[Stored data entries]
____
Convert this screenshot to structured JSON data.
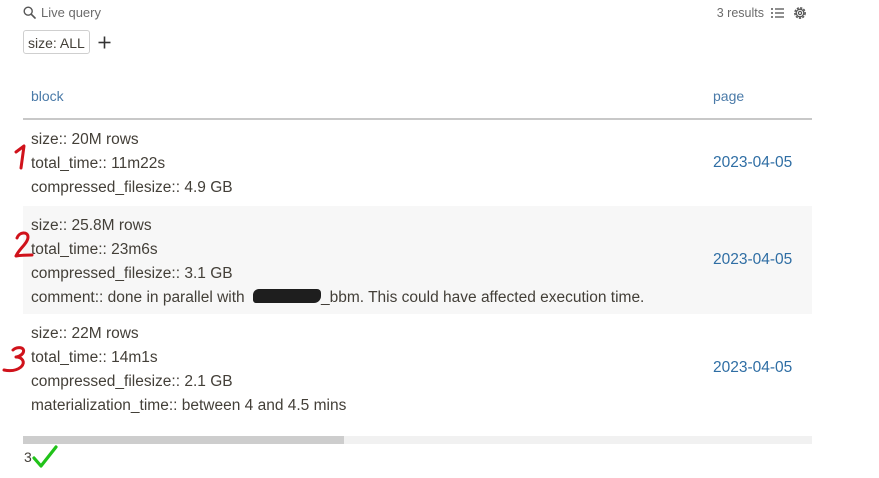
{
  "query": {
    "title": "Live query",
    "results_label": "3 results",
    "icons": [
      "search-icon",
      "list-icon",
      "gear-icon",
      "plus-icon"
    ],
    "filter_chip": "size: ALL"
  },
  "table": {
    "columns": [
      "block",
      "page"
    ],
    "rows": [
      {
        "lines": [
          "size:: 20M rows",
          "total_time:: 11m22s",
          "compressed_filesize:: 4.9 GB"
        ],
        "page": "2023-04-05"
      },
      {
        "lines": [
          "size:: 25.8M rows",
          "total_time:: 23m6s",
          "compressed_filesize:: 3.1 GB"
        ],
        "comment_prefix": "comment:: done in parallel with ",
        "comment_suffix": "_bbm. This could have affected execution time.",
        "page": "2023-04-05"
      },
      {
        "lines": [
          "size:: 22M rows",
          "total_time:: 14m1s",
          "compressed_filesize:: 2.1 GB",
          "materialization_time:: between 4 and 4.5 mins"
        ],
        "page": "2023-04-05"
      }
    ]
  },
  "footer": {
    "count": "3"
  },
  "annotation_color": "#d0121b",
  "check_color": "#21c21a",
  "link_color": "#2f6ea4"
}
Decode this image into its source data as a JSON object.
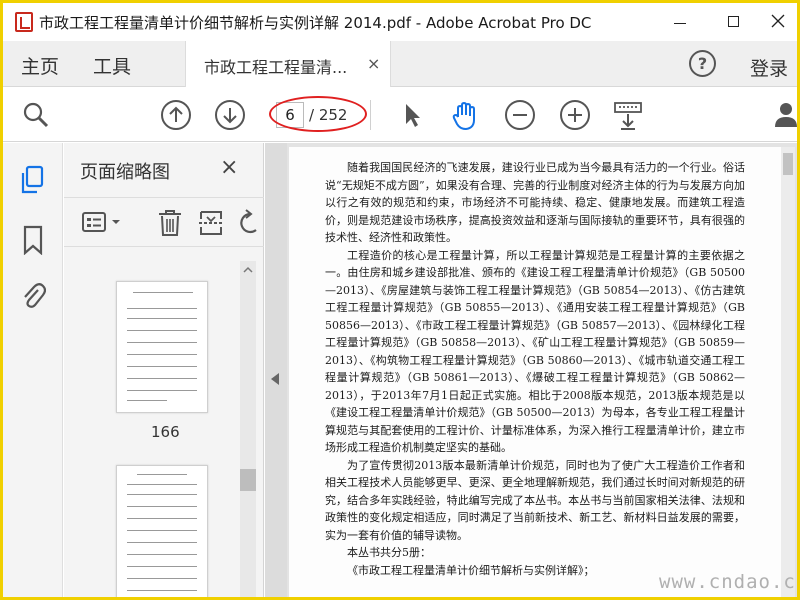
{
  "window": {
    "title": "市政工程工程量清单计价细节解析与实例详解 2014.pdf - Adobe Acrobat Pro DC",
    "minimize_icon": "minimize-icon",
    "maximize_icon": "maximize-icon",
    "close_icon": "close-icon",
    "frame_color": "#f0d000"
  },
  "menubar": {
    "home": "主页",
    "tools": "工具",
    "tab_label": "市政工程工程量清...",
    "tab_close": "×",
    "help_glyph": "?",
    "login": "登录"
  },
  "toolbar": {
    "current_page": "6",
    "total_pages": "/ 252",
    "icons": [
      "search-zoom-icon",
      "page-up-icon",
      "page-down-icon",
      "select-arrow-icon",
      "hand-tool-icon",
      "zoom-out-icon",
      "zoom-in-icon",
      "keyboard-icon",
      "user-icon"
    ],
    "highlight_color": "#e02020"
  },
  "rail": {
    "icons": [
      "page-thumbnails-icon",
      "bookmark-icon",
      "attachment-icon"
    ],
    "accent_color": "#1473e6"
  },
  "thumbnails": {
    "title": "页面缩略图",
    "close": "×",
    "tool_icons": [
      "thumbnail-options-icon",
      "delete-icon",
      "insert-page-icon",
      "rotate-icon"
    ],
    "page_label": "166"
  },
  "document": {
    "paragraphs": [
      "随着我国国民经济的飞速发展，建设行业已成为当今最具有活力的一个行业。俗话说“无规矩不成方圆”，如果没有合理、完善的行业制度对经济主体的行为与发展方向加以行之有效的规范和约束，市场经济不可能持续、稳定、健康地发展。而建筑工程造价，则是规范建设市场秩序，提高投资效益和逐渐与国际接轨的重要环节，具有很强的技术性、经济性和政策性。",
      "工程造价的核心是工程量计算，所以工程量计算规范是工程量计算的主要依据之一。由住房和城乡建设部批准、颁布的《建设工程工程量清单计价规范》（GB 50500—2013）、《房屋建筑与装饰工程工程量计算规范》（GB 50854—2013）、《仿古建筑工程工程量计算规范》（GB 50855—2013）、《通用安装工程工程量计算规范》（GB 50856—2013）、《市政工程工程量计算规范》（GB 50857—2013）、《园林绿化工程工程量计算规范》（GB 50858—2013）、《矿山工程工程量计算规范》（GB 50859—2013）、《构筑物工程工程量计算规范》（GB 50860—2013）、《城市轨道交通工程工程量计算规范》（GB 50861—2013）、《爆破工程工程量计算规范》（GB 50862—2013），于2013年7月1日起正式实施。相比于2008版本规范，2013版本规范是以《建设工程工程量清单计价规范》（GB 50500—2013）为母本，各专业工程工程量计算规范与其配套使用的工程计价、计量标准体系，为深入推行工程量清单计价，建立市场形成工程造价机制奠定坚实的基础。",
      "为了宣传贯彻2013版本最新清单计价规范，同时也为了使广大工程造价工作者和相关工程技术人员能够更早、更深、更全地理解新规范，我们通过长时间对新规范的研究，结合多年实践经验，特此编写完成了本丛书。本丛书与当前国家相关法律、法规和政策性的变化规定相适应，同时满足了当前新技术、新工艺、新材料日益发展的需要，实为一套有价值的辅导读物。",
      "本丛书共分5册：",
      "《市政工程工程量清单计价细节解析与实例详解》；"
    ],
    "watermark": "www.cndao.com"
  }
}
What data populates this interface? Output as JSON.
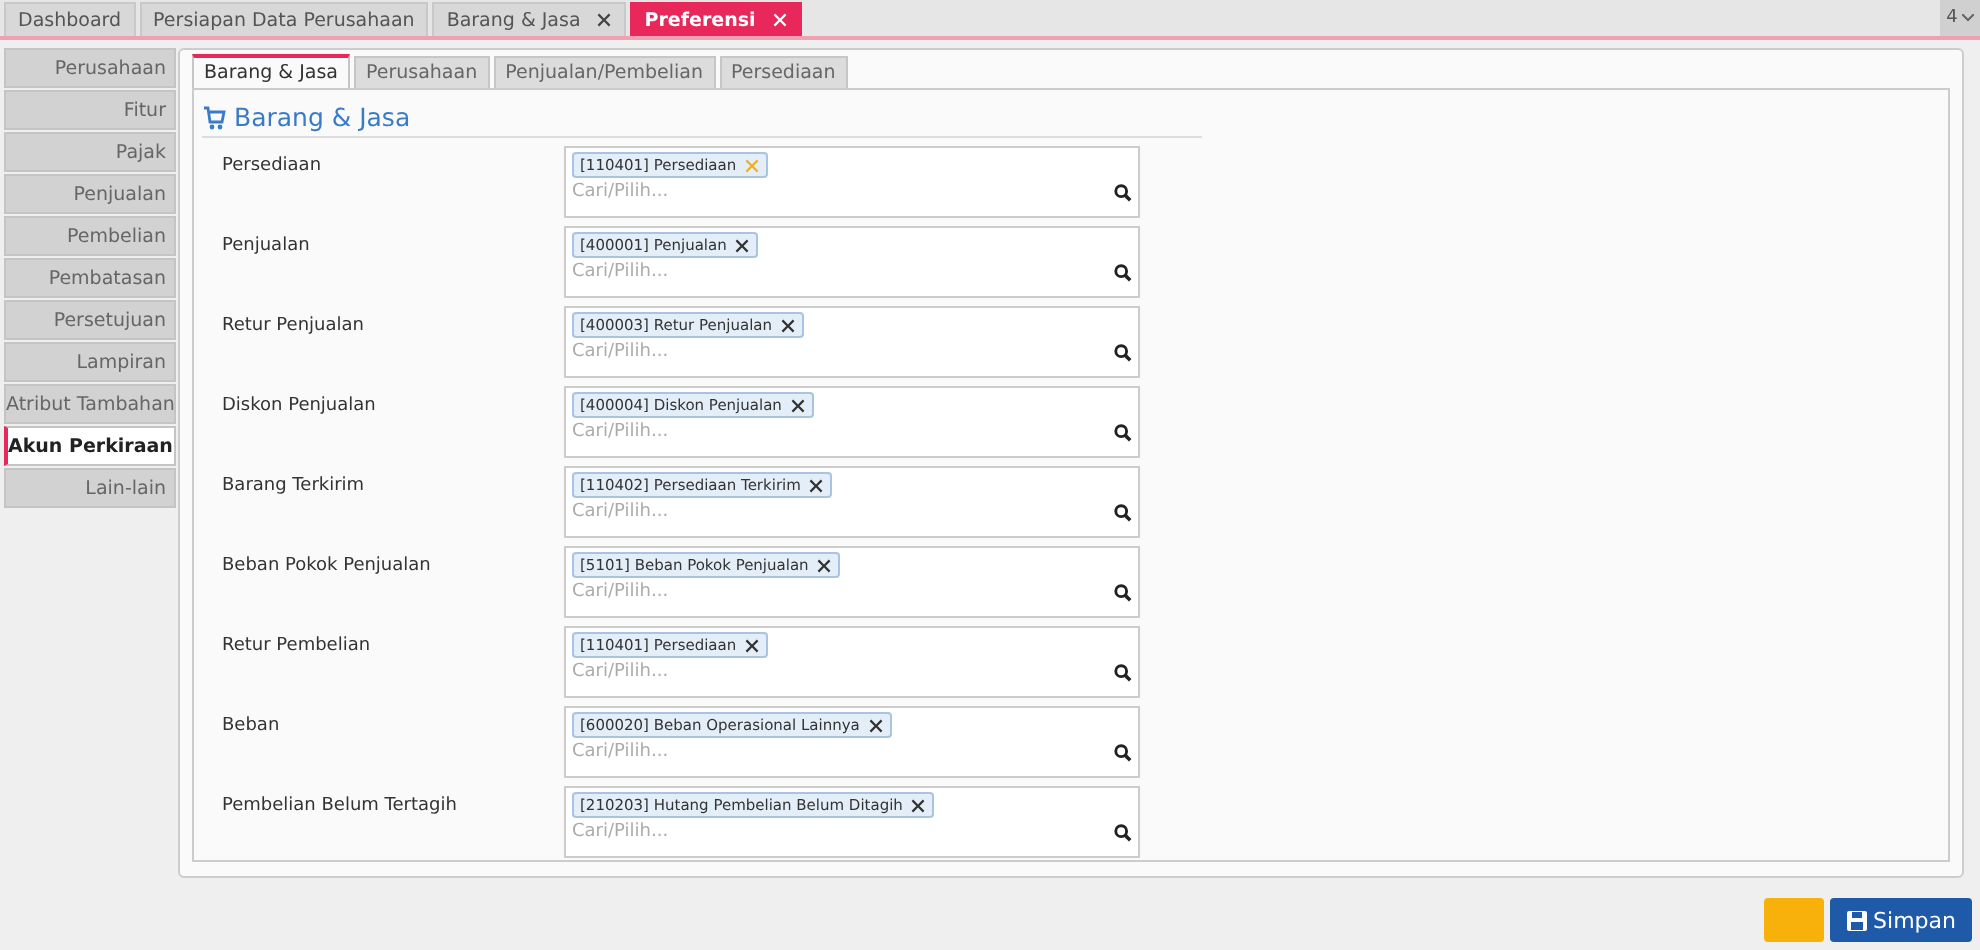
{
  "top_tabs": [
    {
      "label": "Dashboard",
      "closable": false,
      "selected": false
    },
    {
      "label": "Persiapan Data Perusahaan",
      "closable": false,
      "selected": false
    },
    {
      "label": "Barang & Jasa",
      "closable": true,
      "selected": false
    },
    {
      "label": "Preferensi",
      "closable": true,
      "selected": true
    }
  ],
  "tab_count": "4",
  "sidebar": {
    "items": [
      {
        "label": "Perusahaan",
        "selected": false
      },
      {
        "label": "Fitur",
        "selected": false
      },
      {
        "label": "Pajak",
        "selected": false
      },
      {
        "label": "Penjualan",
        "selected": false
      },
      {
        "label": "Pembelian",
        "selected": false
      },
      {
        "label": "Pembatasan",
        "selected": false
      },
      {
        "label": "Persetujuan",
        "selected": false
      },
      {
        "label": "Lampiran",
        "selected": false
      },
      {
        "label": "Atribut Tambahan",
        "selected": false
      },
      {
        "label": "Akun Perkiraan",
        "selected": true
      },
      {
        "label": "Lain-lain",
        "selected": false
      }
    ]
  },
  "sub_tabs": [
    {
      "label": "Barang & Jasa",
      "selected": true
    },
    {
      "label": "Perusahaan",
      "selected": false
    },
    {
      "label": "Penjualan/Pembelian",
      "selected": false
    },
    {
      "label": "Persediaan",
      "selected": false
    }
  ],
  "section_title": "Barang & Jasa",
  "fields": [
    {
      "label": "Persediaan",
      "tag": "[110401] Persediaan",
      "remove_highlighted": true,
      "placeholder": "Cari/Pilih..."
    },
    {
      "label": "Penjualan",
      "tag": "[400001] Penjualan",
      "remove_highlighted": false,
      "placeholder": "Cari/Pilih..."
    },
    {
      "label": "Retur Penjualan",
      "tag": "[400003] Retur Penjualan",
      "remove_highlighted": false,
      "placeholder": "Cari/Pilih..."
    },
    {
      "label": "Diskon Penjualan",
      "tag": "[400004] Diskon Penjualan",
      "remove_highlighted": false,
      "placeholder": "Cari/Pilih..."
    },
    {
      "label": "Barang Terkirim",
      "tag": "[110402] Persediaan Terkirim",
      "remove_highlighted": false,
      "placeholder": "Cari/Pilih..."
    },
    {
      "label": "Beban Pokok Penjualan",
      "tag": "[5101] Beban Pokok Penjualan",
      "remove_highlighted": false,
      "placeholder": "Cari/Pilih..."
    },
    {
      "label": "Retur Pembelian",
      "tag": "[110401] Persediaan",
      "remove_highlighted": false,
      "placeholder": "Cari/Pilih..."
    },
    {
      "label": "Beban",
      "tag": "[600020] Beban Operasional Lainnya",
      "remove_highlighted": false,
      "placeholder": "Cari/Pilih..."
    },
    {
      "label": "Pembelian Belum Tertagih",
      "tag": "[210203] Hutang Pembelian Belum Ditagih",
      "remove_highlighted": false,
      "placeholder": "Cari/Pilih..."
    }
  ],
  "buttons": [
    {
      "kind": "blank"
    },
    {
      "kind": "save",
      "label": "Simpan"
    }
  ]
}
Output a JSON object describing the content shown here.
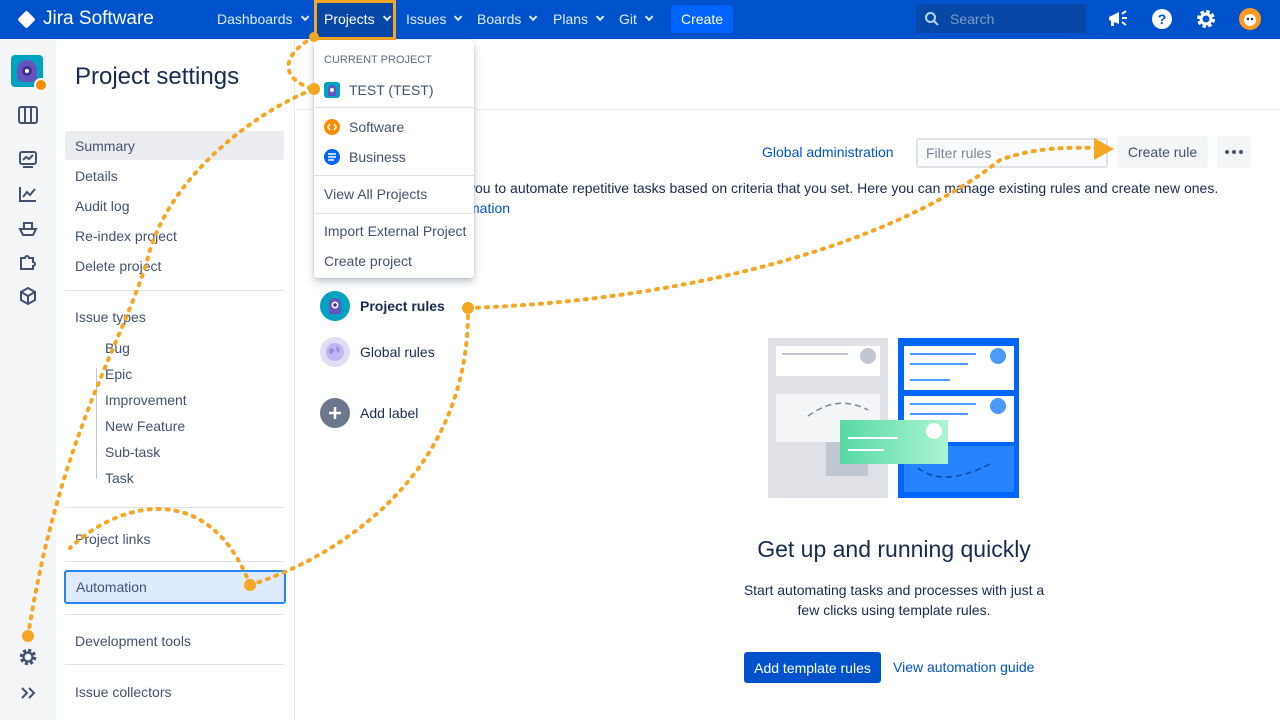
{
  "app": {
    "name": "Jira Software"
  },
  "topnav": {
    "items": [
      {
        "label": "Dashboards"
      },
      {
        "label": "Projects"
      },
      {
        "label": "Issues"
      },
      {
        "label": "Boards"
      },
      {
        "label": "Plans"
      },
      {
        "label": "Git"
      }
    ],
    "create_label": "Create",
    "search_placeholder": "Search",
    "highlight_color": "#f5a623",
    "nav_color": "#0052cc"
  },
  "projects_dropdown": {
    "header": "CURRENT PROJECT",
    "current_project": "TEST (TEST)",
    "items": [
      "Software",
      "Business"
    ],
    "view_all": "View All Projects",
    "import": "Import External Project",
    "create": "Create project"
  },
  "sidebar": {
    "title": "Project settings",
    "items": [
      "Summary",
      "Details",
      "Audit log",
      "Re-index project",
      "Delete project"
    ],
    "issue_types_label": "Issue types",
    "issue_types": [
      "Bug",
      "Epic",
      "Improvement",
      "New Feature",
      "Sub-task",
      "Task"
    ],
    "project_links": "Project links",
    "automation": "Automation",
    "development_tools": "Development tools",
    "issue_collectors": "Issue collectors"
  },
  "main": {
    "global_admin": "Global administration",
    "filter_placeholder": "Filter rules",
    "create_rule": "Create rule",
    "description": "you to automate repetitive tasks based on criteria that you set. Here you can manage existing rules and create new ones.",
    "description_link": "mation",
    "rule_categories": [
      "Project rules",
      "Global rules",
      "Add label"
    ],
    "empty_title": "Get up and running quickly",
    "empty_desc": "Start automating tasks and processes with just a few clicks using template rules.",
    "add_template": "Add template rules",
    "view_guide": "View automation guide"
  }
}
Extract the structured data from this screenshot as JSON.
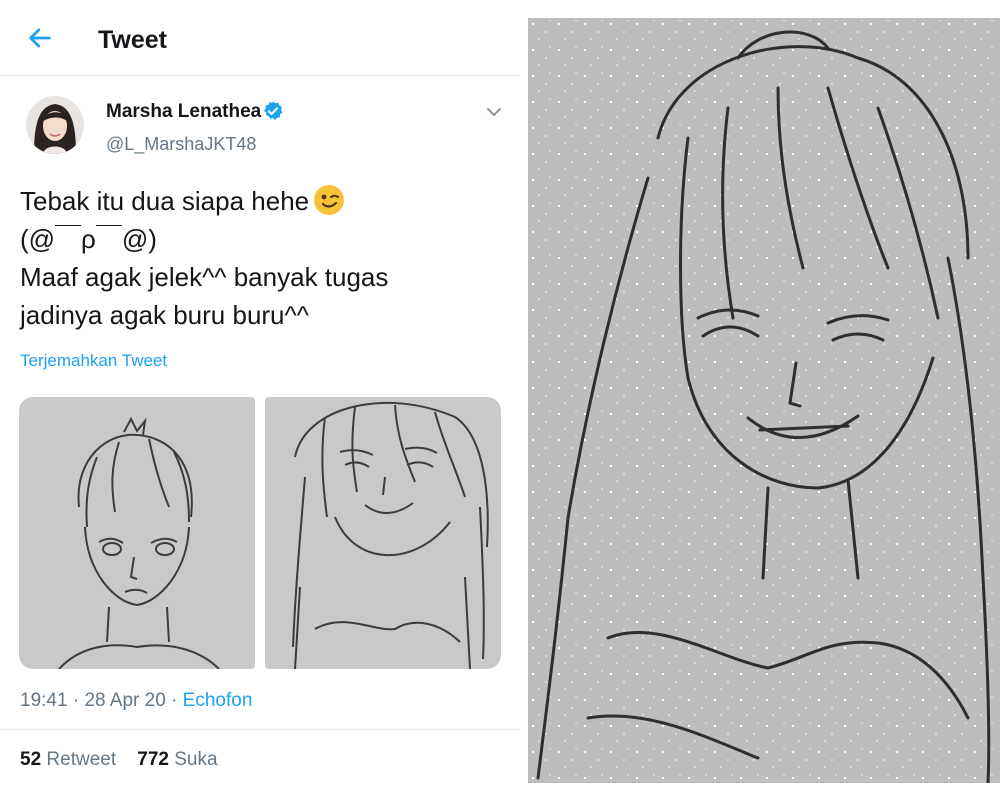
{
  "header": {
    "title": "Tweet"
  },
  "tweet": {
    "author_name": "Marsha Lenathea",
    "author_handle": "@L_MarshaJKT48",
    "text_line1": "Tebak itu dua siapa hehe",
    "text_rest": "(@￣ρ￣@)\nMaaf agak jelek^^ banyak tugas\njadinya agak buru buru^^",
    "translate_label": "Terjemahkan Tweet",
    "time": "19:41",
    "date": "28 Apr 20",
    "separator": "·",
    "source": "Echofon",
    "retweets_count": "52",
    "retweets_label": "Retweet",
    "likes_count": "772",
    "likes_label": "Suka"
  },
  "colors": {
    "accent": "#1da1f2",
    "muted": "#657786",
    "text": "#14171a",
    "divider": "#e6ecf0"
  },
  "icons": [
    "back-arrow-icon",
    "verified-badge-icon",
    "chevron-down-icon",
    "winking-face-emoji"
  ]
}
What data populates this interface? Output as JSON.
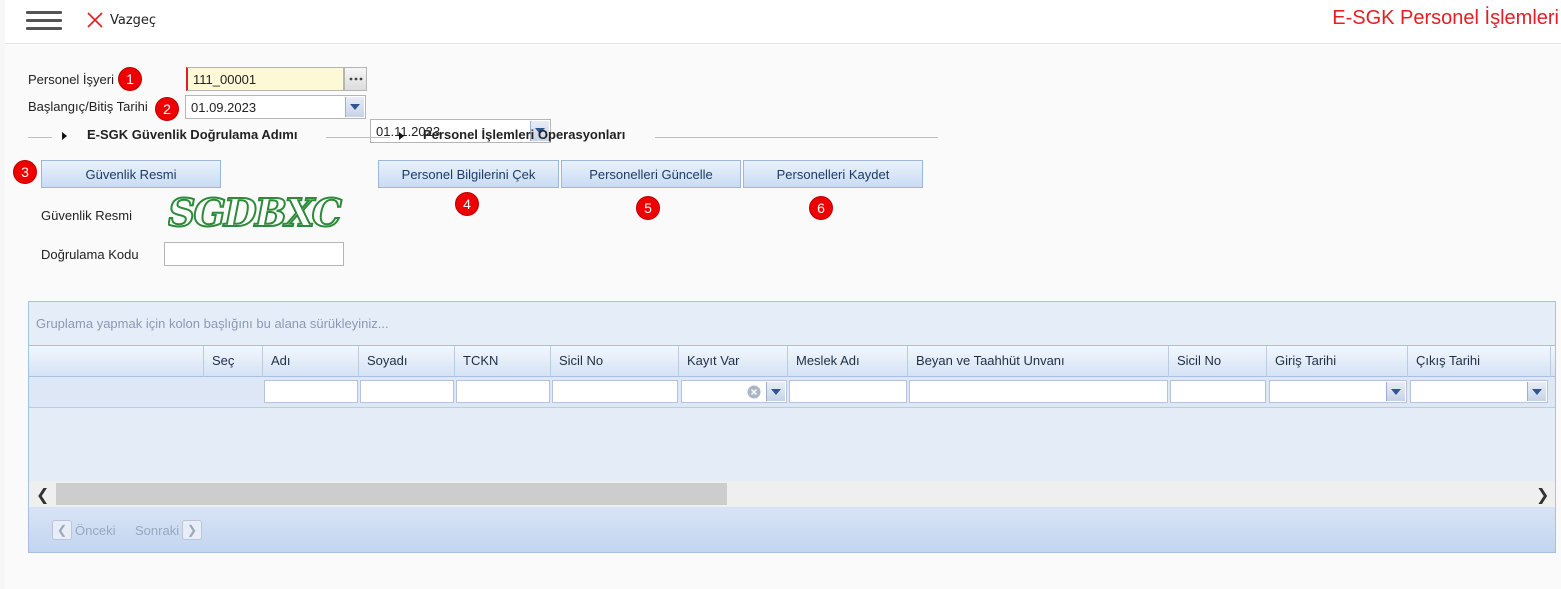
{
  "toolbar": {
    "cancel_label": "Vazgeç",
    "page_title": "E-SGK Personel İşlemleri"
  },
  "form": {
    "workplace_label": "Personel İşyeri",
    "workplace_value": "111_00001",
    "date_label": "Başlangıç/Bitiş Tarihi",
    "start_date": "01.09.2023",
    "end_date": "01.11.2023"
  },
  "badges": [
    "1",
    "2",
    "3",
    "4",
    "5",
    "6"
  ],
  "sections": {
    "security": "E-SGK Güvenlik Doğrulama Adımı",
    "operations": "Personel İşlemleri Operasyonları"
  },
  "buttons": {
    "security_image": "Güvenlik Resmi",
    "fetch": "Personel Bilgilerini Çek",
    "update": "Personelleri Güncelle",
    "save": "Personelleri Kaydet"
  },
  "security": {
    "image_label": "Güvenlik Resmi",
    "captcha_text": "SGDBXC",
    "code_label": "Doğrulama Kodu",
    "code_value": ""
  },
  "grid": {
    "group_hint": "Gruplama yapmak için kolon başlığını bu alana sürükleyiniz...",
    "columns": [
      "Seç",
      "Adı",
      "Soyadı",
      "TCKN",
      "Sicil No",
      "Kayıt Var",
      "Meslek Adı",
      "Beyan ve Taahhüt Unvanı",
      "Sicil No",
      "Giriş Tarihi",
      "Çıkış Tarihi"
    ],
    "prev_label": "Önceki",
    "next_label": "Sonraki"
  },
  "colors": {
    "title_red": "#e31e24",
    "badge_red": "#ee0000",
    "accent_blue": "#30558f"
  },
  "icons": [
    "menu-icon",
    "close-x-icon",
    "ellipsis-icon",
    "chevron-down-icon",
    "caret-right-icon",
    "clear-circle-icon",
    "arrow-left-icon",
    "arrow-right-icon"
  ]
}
____
- _Set problem_
Using the entries above, find all lines with "structured". Copy them.

- _Exercise output_
Convert this screenshot to structured JSON data.
Extract the structured data from this screenshot as JSON.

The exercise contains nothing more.